→ **PROVIDED DATA**:
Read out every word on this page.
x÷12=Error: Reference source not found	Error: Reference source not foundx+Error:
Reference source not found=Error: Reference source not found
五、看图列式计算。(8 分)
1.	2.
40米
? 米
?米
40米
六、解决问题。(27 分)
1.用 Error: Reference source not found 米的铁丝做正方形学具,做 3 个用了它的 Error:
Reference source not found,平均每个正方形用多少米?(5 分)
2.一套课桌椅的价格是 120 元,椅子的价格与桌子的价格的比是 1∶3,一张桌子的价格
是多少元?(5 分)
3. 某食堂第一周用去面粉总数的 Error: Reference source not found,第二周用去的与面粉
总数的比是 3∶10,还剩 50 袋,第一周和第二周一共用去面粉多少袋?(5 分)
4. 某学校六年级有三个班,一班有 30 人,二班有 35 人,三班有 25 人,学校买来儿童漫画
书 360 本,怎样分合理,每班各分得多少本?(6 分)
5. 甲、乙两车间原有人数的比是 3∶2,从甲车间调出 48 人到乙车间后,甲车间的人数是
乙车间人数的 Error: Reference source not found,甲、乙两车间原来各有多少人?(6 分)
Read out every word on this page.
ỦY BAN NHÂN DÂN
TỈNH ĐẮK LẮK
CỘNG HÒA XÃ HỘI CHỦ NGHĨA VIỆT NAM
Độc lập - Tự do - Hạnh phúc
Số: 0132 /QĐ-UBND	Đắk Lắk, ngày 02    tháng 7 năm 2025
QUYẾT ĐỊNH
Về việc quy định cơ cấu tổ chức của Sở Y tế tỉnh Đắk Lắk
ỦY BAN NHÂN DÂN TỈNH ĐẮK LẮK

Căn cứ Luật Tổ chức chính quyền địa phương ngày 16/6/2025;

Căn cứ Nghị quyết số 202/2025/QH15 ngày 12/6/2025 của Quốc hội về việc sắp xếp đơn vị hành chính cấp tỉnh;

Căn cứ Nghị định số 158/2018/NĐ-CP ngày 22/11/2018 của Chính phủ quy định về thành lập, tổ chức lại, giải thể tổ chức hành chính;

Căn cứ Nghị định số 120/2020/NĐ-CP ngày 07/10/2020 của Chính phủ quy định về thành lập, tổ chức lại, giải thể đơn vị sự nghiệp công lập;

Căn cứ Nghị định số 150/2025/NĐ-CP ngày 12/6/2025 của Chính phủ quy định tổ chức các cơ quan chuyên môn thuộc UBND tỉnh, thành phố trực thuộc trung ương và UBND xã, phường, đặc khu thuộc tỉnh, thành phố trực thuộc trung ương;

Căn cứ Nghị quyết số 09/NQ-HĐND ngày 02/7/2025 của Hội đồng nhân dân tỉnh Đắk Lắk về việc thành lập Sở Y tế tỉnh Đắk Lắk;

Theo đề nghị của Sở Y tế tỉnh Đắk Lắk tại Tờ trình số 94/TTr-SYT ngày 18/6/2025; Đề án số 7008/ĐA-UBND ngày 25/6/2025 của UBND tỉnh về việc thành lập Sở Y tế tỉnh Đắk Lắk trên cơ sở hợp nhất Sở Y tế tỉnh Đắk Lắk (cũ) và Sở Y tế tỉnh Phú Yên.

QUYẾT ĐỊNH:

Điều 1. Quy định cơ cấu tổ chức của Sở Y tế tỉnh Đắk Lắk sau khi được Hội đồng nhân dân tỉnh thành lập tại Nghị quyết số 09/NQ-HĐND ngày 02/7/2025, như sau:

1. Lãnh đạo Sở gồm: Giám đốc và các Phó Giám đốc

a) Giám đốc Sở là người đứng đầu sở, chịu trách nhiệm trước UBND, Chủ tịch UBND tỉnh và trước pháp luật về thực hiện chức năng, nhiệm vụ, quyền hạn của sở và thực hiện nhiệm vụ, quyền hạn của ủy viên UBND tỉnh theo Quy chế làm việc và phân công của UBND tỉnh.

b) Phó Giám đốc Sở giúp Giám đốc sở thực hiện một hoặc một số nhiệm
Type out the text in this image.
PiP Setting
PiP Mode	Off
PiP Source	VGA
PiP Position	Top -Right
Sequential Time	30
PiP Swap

→ **WHAT IS ASKED**:
Which lines in the listing above hold the word "đồng"? Show each of them.

→ **ANSWER TO THE TASK**:
Căn cứ Nghị quyết số 09/NQ-HĐND ngày 02/7/2025 của Hội đồng nhân dân tỉnh Đắk Lắk về việc thành lập Sở Y tế tỉnh Đắk Lắk;
Điều 1. Quy định cơ cấu tổ chức của Sở Y tế tỉnh Đắk Lắk sau khi được Hội đồng nhân dân tỉnh thành lập tại Nghị quyết số 09/NQ-HĐND ngày 02/7/2025, như sau:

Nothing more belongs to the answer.